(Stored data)
************
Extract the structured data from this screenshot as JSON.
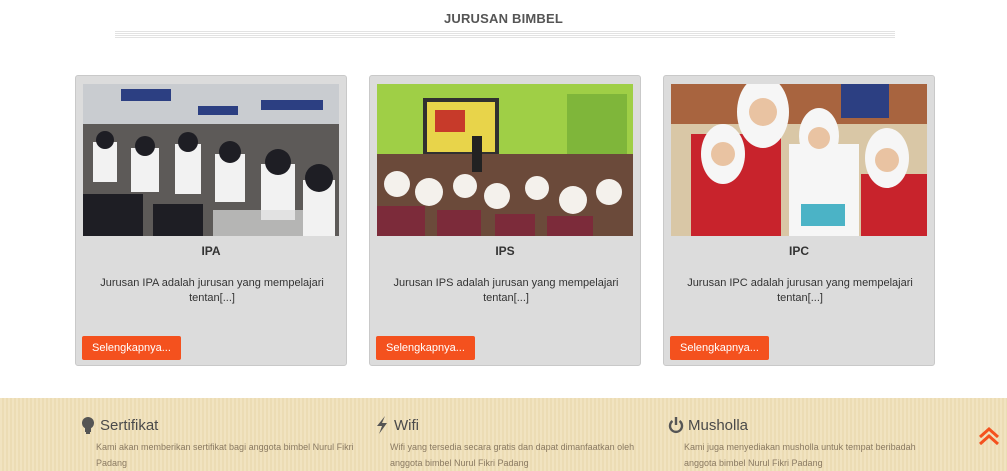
{
  "section": {
    "title": "JURUSAN BIMBEL"
  },
  "cards": [
    {
      "title": "IPA",
      "desc": "Jurusan IPA adalah jurusan yang mempelajari tentan[...]",
      "button": "Selengkapnya..."
    },
    {
      "title": "IPS",
      "desc": "Jurusan IPS adalah jurusan yang mempelajari tentan[...]",
      "button": "Selengkapnya..."
    },
    {
      "title": "IPC",
      "desc": "Jurusan IPC adalah jurusan yang mempelajari tentan[...]",
      "button": "Selengkapnya..."
    }
  ],
  "features": [
    {
      "icon": "lightbulb-icon",
      "title": "Sertifikat",
      "text": "Kami akan memberikan sertifikat bagi anggota bimbel Nurul Fikri Padang"
    },
    {
      "icon": "lightning-icon",
      "title": "Wifi",
      "text": "Wifi yang tersedia secara gratis dan dapat dimanfaatkan oleh anggota bimbel Nurul Fikri Padang"
    },
    {
      "icon": "power-icon",
      "title": "Musholla",
      "text": "Kami juga menyediakan musholla untuk tempat beribadah anggota bimbel Nurul Fikri Padang"
    }
  ],
  "colors": {
    "button": "#f4511e",
    "card_bg": "#dcdcdc",
    "footer_bg": "#efe0b9",
    "accent": "#f4511e"
  },
  "scroll_top_icon": "double-chevron-up-icon"
}
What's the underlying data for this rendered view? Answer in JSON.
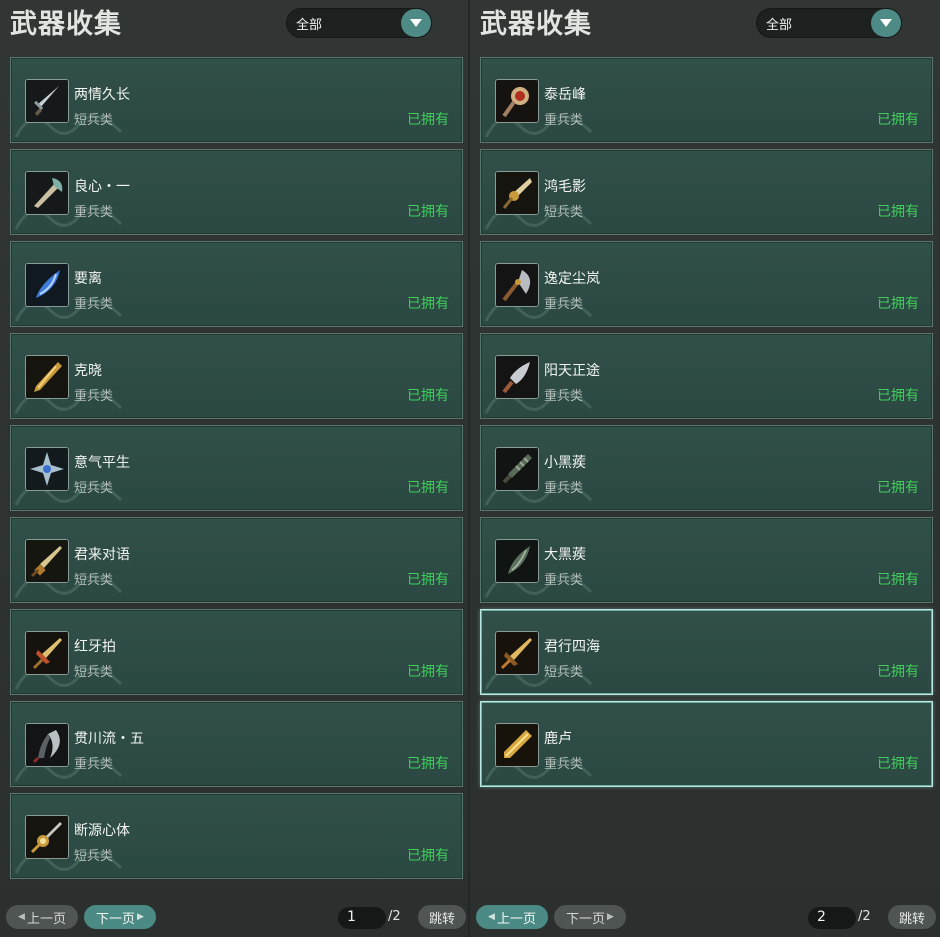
{
  "panels": [
    {
      "title": "武器收集",
      "filter": {
        "label": "全部"
      },
      "items": [
        {
          "name": "两情久长",
          "type": "短兵类",
          "status": "已拥有",
          "icon": "sword-icon"
        },
        {
          "name": "良心・一",
          "type": "重兵类",
          "status": "已拥有",
          "icon": "axe-icon"
        },
        {
          "name": "要离",
          "type": "重兵类",
          "status": "已拥有",
          "icon": "blue-blade-icon"
        },
        {
          "name": "克晓",
          "type": "重兵类",
          "status": "已拥有",
          "icon": "golden-blade-icon"
        },
        {
          "name": "意气平生",
          "type": "短兵类",
          "status": "已拥有",
          "icon": "spiked-star-icon"
        },
        {
          "name": "君来对语",
          "type": "短兵类",
          "status": "已拥有",
          "icon": "dagger-icon"
        },
        {
          "name": "红牙拍",
          "type": "短兵类",
          "status": "已拥有",
          "icon": "ornate-dagger-icon"
        },
        {
          "name": "贯川流・五",
          "type": "重兵类",
          "status": "已拥有",
          "icon": "curved-blade-icon"
        },
        {
          "name": "断源心体",
          "type": "短兵类",
          "status": "已拥有",
          "icon": "ornate-sword-icon"
        }
      ],
      "pager": {
        "prev": "上一页",
        "next": "下一页",
        "page": "1",
        "total": "/2",
        "jump": "跳转"
      }
    },
    {
      "title": "武器收集",
      "filter": {
        "label": "全部"
      },
      "items": [
        {
          "name": "泰岳峰",
          "type": "重兵类",
          "status": "已拥有",
          "icon": "mace-icon"
        },
        {
          "name": "鸿毛影",
          "type": "短兵类",
          "status": "已拥有",
          "icon": "fan-blade-icon"
        },
        {
          "name": "逸定尘岚",
          "type": "重兵类",
          "status": "已拥有",
          "icon": "battle-axe-icon"
        },
        {
          "name": "阳天正途",
          "type": "重兵类",
          "status": "已拥有",
          "icon": "spearhead-icon"
        },
        {
          "name": "小黑蒺",
          "type": "重兵类",
          "status": "已拥有",
          "icon": "dark-club-icon"
        },
        {
          "name": "大黑蒺",
          "type": "重兵类",
          "status": "已拥有",
          "icon": "dark-blade-icon"
        },
        {
          "name": "君行四海",
          "type": "短兵类",
          "status": "已拥有",
          "icon": "gold-dagger-icon"
        },
        {
          "name": "鹿卢",
          "type": "重兵类",
          "status": "已拥有",
          "icon": "gold-sword-icon"
        }
      ],
      "selected": [
        6,
        7
      ],
      "pager": {
        "prev": "上一页",
        "next": "下一页",
        "page": "2",
        "total": "/2",
        "jump": "跳转"
      }
    }
  ],
  "colors": {
    "owned": "#3fce5a",
    "card_bg": "#2e4b45",
    "accent": "#4c8b85"
  }
}
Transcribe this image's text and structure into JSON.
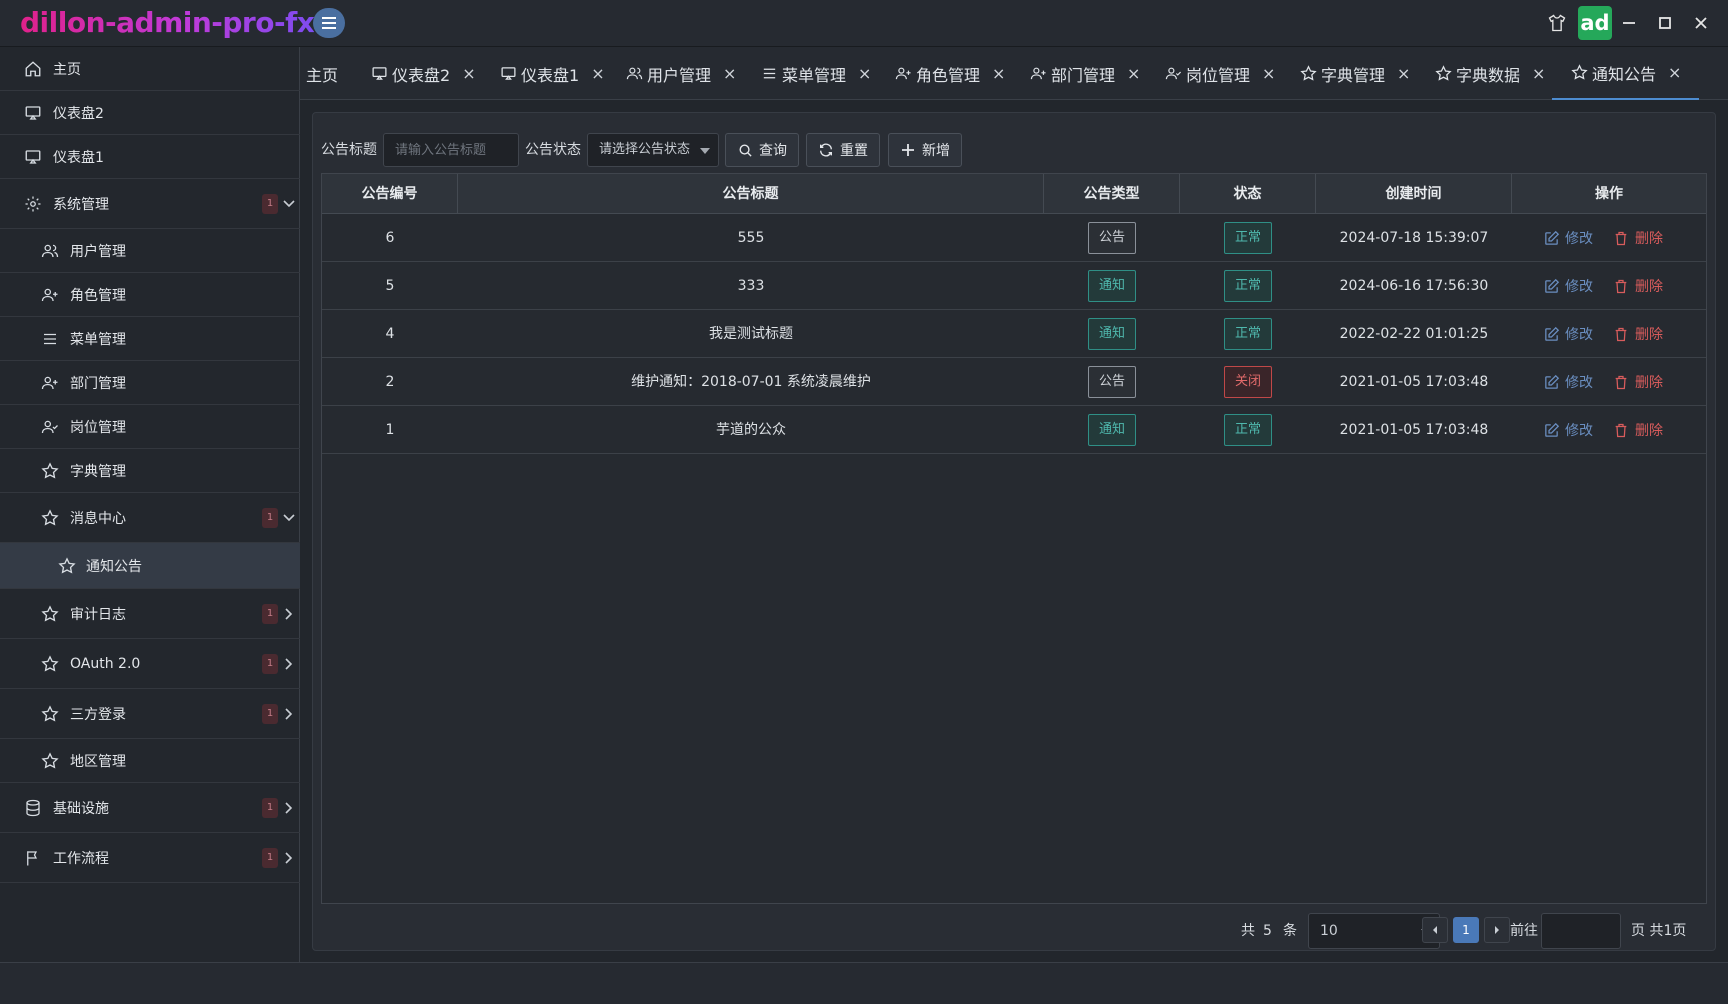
{
  "app": {
    "title": "dillon-admin-pro-fx",
    "avatar_text": "ad"
  },
  "sidebar": {
    "items": [
      {
        "label": "主页",
        "icon": "home-icon"
      },
      {
        "label": "仪表盘2",
        "icon": "monitor-icon"
      },
      {
        "label": "仪表盘1",
        "icon": "monitor-icon"
      },
      {
        "label": "系统管理",
        "icon": "gear-icon",
        "badge": "1"
      },
      {
        "label": "用户管理",
        "icon": "users-icon"
      },
      {
        "label": "角色管理",
        "icon": "user-plus-icon"
      },
      {
        "label": "菜单管理",
        "icon": "list-icon"
      },
      {
        "label": "部门管理",
        "icon": "user-plus-icon"
      },
      {
        "label": "岗位管理",
        "icon": "user-check-icon"
      },
      {
        "label": "字典管理",
        "icon": "star-icon"
      },
      {
        "label": "消息中心",
        "icon": "star-icon",
        "badge": "1"
      },
      {
        "label": "通知公告",
        "icon": "star-icon"
      },
      {
        "label": "审计日志",
        "icon": "star-icon",
        "badge": "1"
      },
      {
        "label": "OAuth 2.0",
        "icon": "star-icon",
        "badge": "1"
      },
      {
        "label": "三方登录",
        "icon": "star-icon",
        "badge": "1"
      },
      {
        "label": "地区管理",
        "icon": "star-icon"
      },
      {
        "label": "基础设施",
        "icon": "database-icon",
        "badge": "1"
      },
      {
        "label": "工作流程",
        "icon": "flag-icon",
        "badge": "1"
      }
    ]
  },
  "tabs": [
    {
      "label": "主页"
    },
    {
      "label": "仪表盘2"
    },
    {
      "label": "仪表盘1"
    },
    {
      "label": "用户管理"
    },
    {
      "label": "菜单管理"
    },
    {
      "label": "角色管理"
    },
    {
      "label": "部门管理"
    },
    {
      "label": "岗位管理"
    },
    {
      "label": "字典管理"
    },
    {
      "label": "字典数据"
    },
    {
      "label": "通知公告"
    }
  ],
  "tab_close": "×",
  "search": {
    "title_label": "公告标题",
    "title_placeholder": "请输入公告标题",
    "status_label": "公告状态",
    "status_placeholder": "请选择公告状态",
    "query_btn": "查询",
    "reset_btn": "重置",
    "add_btn": "新增"
  },
  "table": {
    "headers": [
      "公告编号",
      "公告标题",
      "公告类型",
      "状态",
      "创建时间",
      "操作"
    ],
    "edit_label": "修改",
    "delete_label": "删除",
    "rows": [
      {
        "id": "6",
        "title": "555",
        "type": "公告",
        "status": "正常",
        "created": "2024-07-18 15:39:07"
      },
      {
        "id": "5",
        "title": "333",
        "type": "通知",
        "status": "正常",
        "created": "2024-06-16 17:56:30"
      },
      {
        "id": "4",
        "title": "我是测试标题",
        "type": "通知",
        "status": "正常",
        "created": "2022-02-22 01:01:25"
      },
      {
        "id": "2",
        "title": "维护通知：2018-07-01 系统凌晨维护",
        "type": "公告",
        "status": "关闭",
        "created": "2021-01-05 17:03:48"
      },
      {
        "id": "1",
        "title": "芋道的公众",
        "type": "通知",
        "status": "正常",
        "created": "2021-01-05 17:03:48"
      }
    ]
  },
  "pagination": {
    "total_prefix": "共",
    "total": "5",
    "total_suffix": "条",
    "page_size": "10",
    "current_page": "1",
    "goto_label": "前往",
    "page_suffix": "页 共1页"
  },
  "colors": {
    "accent": "#4a79b8",
    "brand_start": "#e0218a",
    "brand_end": "#7d4cf0",
    "teal": "#4fb8ad",
    "danger": "#d85c5c"
  }
}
************
• **What the task asks**
Word for word, quote the lines above. Omit the pictures.

• **Exercise answer**
Extract the structured data from this screenshot as JSON.
{
  "section": {
    "title": "JURUSAN BIMBEL"
  },
  "cards": [
    {
      "title": "IPA",
      "desc": "Jurusan IPA adalah jurusan yang mempelajari tentan[...]",
      "button": "Selengkapnya..."
    },
    {
      "title": "IPS",
      "desc": "Jurusan IPS adalah jurusan yang mempelajari tentan[...]",
      "button": "Selengkapnya..."
    },
    {
      "title": "IPC",
      "desc": "Jurusan IPC adalah jurusan yang mempelajari tentan[...]",
      "button": "Selengkapnya..."
    }
  ],
  "features": [
    {
      "icon": "lightbulb-icon",
      "title": "Sertifikat",
      "text": "Kami akan memberikan sertifikat bagi anggota bimbel Nurul Fikri Padang"
    },
    {
      "icon": "lightning-icon",
      "title": "Wifi",
      "text": "Wifi yang tersedia secara gratis dan dapat dimanfaatkan oleh anggota bimbel Nurul Fikri Padang"
    },
    {
      "icon": "power-icon",
      "title": "Musholla",
      "text": "Kami juga menyediakan musholla untuk tempat beribadah anggota bimbel Nurul Fikri Padang"
    }
  ],
  "colors": {
    "button": "#f4511e",
    "card_bg": "#dcdcdc",
    "footer_bg": "#efe0b9",
    "accent": "#f4511e"
  },
  "scroll_top_icon": "double-chevron-up-icon"
}
What's the underlying data for this rendered view? Answer in JSON.
{
  "panels": [
    {
      "title": "武器收集",
      "filter": {
        "label": "全部"
      },
      "items": [
        {
          "name": "两情久长",
          "type": "短兵类",
          "status": "已拥有",
          "icon": "sword-icon"
        },
        {
          "name": "良心・一",
          "type": "重兵类",
          "status": "已拥有",
          "icon": "axe-icon"
        },
        {
          "name": "要离",
          "type": "重兵类",
          "status": "已拥有",
          "icon": "blue-blade-icon"
        },
        {
          "name": "克晓",
          "type": "重兵类",
          "status": "已拥有",
          "icon": "golden-blade-icon"
        },
        {
          "name": "意气平生",
          "type": "短兵类",
          "status": "已拥有",
          "icon": "spiked-star-icon"
        },
        {
          "name": "君来对语",
          "type": "短兵类",
          "status": "已拥有",
          "icon": "dagger-icon"
        },
        {
          "name": "红牙拍",
          "type": "短兵类",
          "status": "已拥有",
          "icon": "ornate-dagger-icon"
        },
        {
          "name": "贯川流・五",
          "type": "重兵类",
          "status": "已拥有",
          "icon": "curved-blade-icon"
        },
        {
          "name": "断源心体",
          "type": "短兵类",
          "status": "已拥有",
          "icon": "ornate-sword-icon"
        }
      ],
      "pager": {
        "prev": "上一页",
        "next": "下一页",
        "page": "1",
        "total": "/2",
        "jump": "跳转"
      }
    },
    {
      "title": "武器收集",
      "filter": {
        "label": "全部"
      },
      "items": [
        {
          "name": "泰岳峰",
          "type": "重兵类",
          "status": "已拥有",
          "icon": "mace-icon"
        },
        {
          "name": "鸿毛影",
          "type": "短兵类",
          "status": "已拥有",
          "icon": "fan-blade-icon"
        },
        {
          "name": "逸定尘岚",
          "type": "重兵类",
          "status": "已拥有",
          "icon": "battle-axe-icon"
        },
        {
          "name": "阳天正途",
          "type": "重兵类",
          "status": "已拥有",
          "icon": "spearhead-icon"
        },
        {
          "name": "小黑蒺",
          "type": "重兵类",
          "status": "已拥有",
          "icon": "dark-club-icon"
        },
        {
          "name": "大黑蒺",
          "type": "重兵类",
          "status": "已拥有",
          "icon": "dark-blade-icon"
        },
        {
          "name": "君行四海",
          "type": "短兵类",
          "status": "已拥有",
          "icon": "gold-dagger-icon"
        },
        {
          "name": "鹿卢",
          "type": "重兵类",
          "status": "已拥有",
          "icon": "gold-sword-icon"
        }
      ],
      "selected": [
        6,
        7
      ],
      "pager": {
        "prev": "上一页",
        "next": "下一页",
        "page": "2",
        "total": "/2",
        "jump": "跳转"
      }
    }
  ],
  "colors": {
    "owned": "#3fce5a",
    "card_bg": "#2e4b45",
    "accent": "#4c8b85"
  }
}
Transcribe this image's text and structure into JSON.
{
  "app": {
    "title": "dillon-admin-pro-fx",
    "avatar_text": "ad"
  },
  "sidebar": {
    "items": [
      {
        "label": "主页",
        "icon": "home-icon"
      },
      {
        "label": "仪表盘2",
        "icon": "monitor-icon"
      },
      {
        "label": "仪表盘1",
        "icon": "monitor-icon"
      },
      {
        "label": "系统管理",
        "icon": "gear-icon",
        "badge": "1"
      },
      {
        "label": "用户管理",
        "icon": "users-icon"
      },
      {
        "label": "角色管理",
        "icon": "user-plus-icon"
      },
      {
        "label": "菜单管理",
        "icon": "list-icon"
      },
      {
        "label": "部门管理",
        "icon": "user-plus-icon"
      },
      {
        "label": "岗位管理",
        "icon": "user-check-icon"
      },
      {
        "label": "字典管理",
        "icon": "star-icon"
      },
      {
        "label": "消息中心",
        "icon": "star-icon",
        "badge": "1"
      },
      {
        "label": "通知公告",
        "icon": "star-icon"
      },
      {
        "label": "审计日志",
        "icon": "star-icon",
        "badge": "1"
      },
      {
        "label": "OAuth 2.0",
        "icon": "star-icon",
        "badge": "1"
      },
      {
        "label": "三方登录",
        "icon": "star-icon",
        "badge": "1"
      },
      {
        "label": "地区管理",
        "icon": "star-icon"
      },
      {
        "label": "基础设施",
        "icon": "database-icon",
        "badge": "1"
      },
      {
        "label": "工作流程",
        "icon": "flag-icon",
        "badge": "1"
      }
    ]
  },
  "tabs": [
    {
      "label": "主页"
    },
    {
      "label": "仪表盘2"
    },
    {
      "label": "仪表盘1"
    },
    {
      "label": "用户管理"
    },
    {
      "label": "菜单管理"
    },
    {
      "label": "角色管理"
    },
    {
      "label": "部门管理"
    },
    {
      "label": "岗位管理"
    },
    {
      "label": "字典管理"
    },
    {
      "label": "字典数据"
    },
    {
      "label": "通知公告"
    }
  ],
  "tab_close": "×",
  "search": {
    "title_label": "公告标题",
    "title_placeholder": "请输入公告标题",
    "status_label": "公告状态",
    "status_placeholder": "请选择公告状态",
    "query_btn": "查询",
    "reset_btn": "重置",
    "add_btn": "新增"
  },
  "table": {
    "headers": [
      "公告编号",
      "公告标题",
      "公告类型",
      "状态",
      "创建时间",
      "操作"
    ],
    "edit_label": "修改",
    "delete_label": "删除",
    "rows": [
      {
        "id": "6",
        "title": "555",
        "type": "公告",
        "status": "正常",
        "created": "2024-07-18 15:39:07"
      },
      {
        "id": "5",
        "title": "333",
        "type": "通知",
        "status": "正常",
        "created": "2024-06-16 17:56:30"
      },
      {
        "id": "4",
        "title": "我是测试标题",
        "type": "通知",
        "status": "正常",
        "created": "2022-02-22 01:01:25"
      },
      {
        "id": "2",
        "title": "维护通知：2018-07-01 系统凌晨维护",
        "type": "公告",
        "status": "关闭",
        "created": "2021-01-05 17:03:48"
      },
      {
        "id": "1",
        "title": "芋道的公众",
        "type": "通知",
        "status": "正常",
        "created": "2021-01-05 17:03:48"
      }
    ]
  },
  "pagination": {
    "total_prefix": "共",
    "total": "5",
    "total_suffix": "条",
    "page_size": "10",
    "current_page": "1",
    "goto_label": "前往",
    "page_suffix": "页 共1页"
  },
  "colors": {
    "accent": "#4a79b8",
    "brand_start": "#e0218a",
    "brand_end": "#7d4cf0",
    "teal": "#4fb8ad",
    "danger": "#d85c5c"
  }
}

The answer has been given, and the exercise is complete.